Make an exact copy of all the data.

#### Material for this exercise ####

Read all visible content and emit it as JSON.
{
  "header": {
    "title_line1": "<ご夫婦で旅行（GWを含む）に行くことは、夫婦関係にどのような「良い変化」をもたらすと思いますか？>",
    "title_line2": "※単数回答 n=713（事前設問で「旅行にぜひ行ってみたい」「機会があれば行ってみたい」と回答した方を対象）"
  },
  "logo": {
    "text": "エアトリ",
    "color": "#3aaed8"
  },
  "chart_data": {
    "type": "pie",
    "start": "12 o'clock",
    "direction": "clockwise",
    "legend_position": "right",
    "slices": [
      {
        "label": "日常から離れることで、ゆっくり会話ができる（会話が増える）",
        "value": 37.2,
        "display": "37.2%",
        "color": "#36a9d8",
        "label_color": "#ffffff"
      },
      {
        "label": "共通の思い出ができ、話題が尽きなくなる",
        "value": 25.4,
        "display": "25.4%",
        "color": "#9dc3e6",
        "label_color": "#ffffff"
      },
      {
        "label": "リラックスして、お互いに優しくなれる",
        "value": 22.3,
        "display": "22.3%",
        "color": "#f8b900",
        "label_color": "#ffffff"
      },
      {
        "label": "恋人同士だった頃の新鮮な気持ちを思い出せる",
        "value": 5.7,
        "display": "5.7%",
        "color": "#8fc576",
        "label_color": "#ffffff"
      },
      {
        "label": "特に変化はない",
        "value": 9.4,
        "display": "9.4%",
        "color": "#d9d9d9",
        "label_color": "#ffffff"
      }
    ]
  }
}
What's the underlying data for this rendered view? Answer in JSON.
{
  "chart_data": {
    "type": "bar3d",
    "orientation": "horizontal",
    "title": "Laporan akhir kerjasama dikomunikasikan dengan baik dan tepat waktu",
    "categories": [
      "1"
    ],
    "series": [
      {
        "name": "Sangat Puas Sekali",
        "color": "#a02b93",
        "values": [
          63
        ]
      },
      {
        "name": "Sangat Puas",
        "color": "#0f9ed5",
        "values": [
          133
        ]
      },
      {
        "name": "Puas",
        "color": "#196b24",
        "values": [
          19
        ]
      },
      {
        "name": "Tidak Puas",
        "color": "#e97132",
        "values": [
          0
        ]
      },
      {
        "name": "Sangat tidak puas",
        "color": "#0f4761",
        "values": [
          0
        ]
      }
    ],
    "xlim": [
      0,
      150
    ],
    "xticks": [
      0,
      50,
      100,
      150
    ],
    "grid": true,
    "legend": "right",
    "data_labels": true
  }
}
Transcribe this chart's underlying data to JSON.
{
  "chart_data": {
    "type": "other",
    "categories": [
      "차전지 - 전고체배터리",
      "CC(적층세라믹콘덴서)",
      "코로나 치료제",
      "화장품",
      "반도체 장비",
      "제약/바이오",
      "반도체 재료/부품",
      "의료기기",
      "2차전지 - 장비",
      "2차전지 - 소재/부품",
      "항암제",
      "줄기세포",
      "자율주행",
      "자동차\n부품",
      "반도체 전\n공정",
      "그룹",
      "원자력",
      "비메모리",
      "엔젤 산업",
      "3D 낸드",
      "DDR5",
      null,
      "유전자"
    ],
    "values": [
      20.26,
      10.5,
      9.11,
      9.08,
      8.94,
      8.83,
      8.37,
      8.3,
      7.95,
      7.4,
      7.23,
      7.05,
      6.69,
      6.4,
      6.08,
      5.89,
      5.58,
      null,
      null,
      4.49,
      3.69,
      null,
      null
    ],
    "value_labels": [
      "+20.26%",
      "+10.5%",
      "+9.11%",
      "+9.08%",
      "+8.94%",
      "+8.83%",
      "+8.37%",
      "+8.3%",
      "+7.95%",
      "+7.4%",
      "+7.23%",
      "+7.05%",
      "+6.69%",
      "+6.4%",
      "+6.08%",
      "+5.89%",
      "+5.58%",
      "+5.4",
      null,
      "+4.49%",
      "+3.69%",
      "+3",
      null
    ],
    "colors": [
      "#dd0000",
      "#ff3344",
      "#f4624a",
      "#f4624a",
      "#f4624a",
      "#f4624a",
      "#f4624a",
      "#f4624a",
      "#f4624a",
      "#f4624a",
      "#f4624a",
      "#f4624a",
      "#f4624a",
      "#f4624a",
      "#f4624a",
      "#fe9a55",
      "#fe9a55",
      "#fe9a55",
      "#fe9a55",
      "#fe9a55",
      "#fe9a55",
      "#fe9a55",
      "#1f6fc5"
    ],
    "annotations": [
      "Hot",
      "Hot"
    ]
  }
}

####

• Result:
Read all visible content and emit it as JSON.
{
  "header": {
    "title_line1": "<ご夫婦で旅行（GWを含む）に行くことは、夫婦関係にどのような「良い変化」をもたらすと思いますか？>",
    "title_line2": "※単数回答 n=713（事前設問で「旅行にぜひ行ってみたい」「機会があれば行ってみたい」と回答した方を対象）"
  },
  "logo": {
    "text": "エアトリ",
    "color": "#3aaed8"
  },
  "chart_data": {
    "type": "pie",
    "start": "12 o'clock",
    "direction": "clockwise",
    "legend_position": "right",
    "slices": [
      {
        "label": "日常から離れることで、ゆっくり会話ができる（会話が増える）",
        "value": 37.2,
        "display": "37.2%",
        "color": "#36a9d8",
        "label_color": "#ffffff"
      },
      {
        "label": "共通の思い出ができ、話題が尽きなくなる",
        "value": 25.4,
        "display": "25.4%",
        "color": "#9dc3e6",
        "label_color": "#ffffff"
      },
      {
        "label": "リラックスして、お互いに優しくなれる",
        "value": 22.3,
        "display": "22.3%",
        "color": "#f8b900",
        "label_color": "#ffffff"
      },
      {
        "label": "恋人同士だった頃の新鮮な気持ちを思い出せる",
        "value": 5.7,
        "display": "5.7%",
        "color": "#8fc576",
        "label_color": "#ffffff"
      },
      {
        "label": "特に変化はない",
        "value": 9.4,
        "display": "9.4%",
        "color": "#d9d9d9",
        "label_color": "#ffffff"
      }
    ]
  }
}
What's the underlying data for this rendered view? Answer in JSON.
{
  "chart_data": {
    "type": "bar3d",
    "orientation": "horizontal",
    "title": "Laporan akhir kerjasama dikomunikasikan dengan baik dan tepat waktu",
    "categories": [
      "1"
    ],
    "series": [
      {
        "name": "Sangat Puas Sekali",
        "color": "#a02b93",
        "values": [
          63
        ]
      },
      {
        "name": "Sangat Puas",
        "color": "#0f9ed5",
        "values": [
          133
        ]
      },
      {
        "name": "Puas",
        "color": "#196b24",
        "values": [
          19
        ]
      },
      {
        "name": "Tidak Puas",
        "color": "#e97132",
        "values": [
          0
        ]
      },
      {
        "name": "Sangat tidak puas",
        "color": "#0f4761",
        "values": [
          0
        ]
      }
    ],
    "xlim": [
      0,
      150
    ],
    "xticks": [
      0,
      50,
      100,
      150
    ],
    "grid": true,
    "legend": "right",
    "data_labels": true
  }
}
Transcribe this chart's underlying data to JSON.
{
  "chart_data": {
    "type": "other",
    "categories": [
      "차전지 - 전고체배터리",
      "CC(적층세라믹콘덴서)",
      "코로나 치료제",
      "화장품",
      "반도체 장비",
      "제약/바이오",
      "반도체 재료/부품",
      "의료기기",
      "2차전지 - 장비",
      "2차전지 - 소재/부품",
      "항암제",
      "줄기세포",
      "자율주행",
      "자동차\n부품",
      "반도체 전\n공정",
      "그룹",
      "원자력",
      "비메모리",
      "엔젤 산업",
      "3D 낸드",
      "DDR5",
      null,
      "유전자"
    ],
    "values": [
      20.26,
      10.5,
      9.11,
      9.08,
      8.94,
      8.83,
      8.37,
      8.3,
      7.95,
      7.4,
      7.23,
      7.05,
      6.69,
      6.4,
      6.08,
      5.89,
      5.58,
      null,
      null,
      4.49,
      3.69,
      null,
      null
    ],
    "value_labels": [
      "+20.26%",
      "+10.5%",
      "+9.11%",
      "+9.08%",
      "+8.94%",
      "+8.83%",
      "+8.37%",
      "+8.3%",
      "+7.95%",
      "+7.4%",
      "+7.23%",
      "+7.05%",
      "+6.69%",
      "+6.4%",
      "+6.08%",
      "+5.89%",
      "+5.58%",
      "+5.4",
      null,
      "+4.49%",
      "+3.69%",
      "+3",
      null
    ],
    "colors": [
      "#dd0000",
      "#ff3344",
      "#f4624a",
      "#f4624a",
      "#f4624a",
      "#f4624a",
      "#f4624a",
      "#f4624a",
      "#f4624a",
      "#f4624a",
      "#f4624a",
      "#f4624a",
      "#f4624a",
      "#f4624a",
      "#f4624a",
      "#fe9a55",
      "#fe9a55",
      "#fe9a55",
      "#fe9a55",
      "#fe9a55",
      "#fe9a55",
      "#fe9a55",
      "#1f6fc5"
    ],
    "annotations": [
      "Hot",
      "Hot"
    ]
  }
}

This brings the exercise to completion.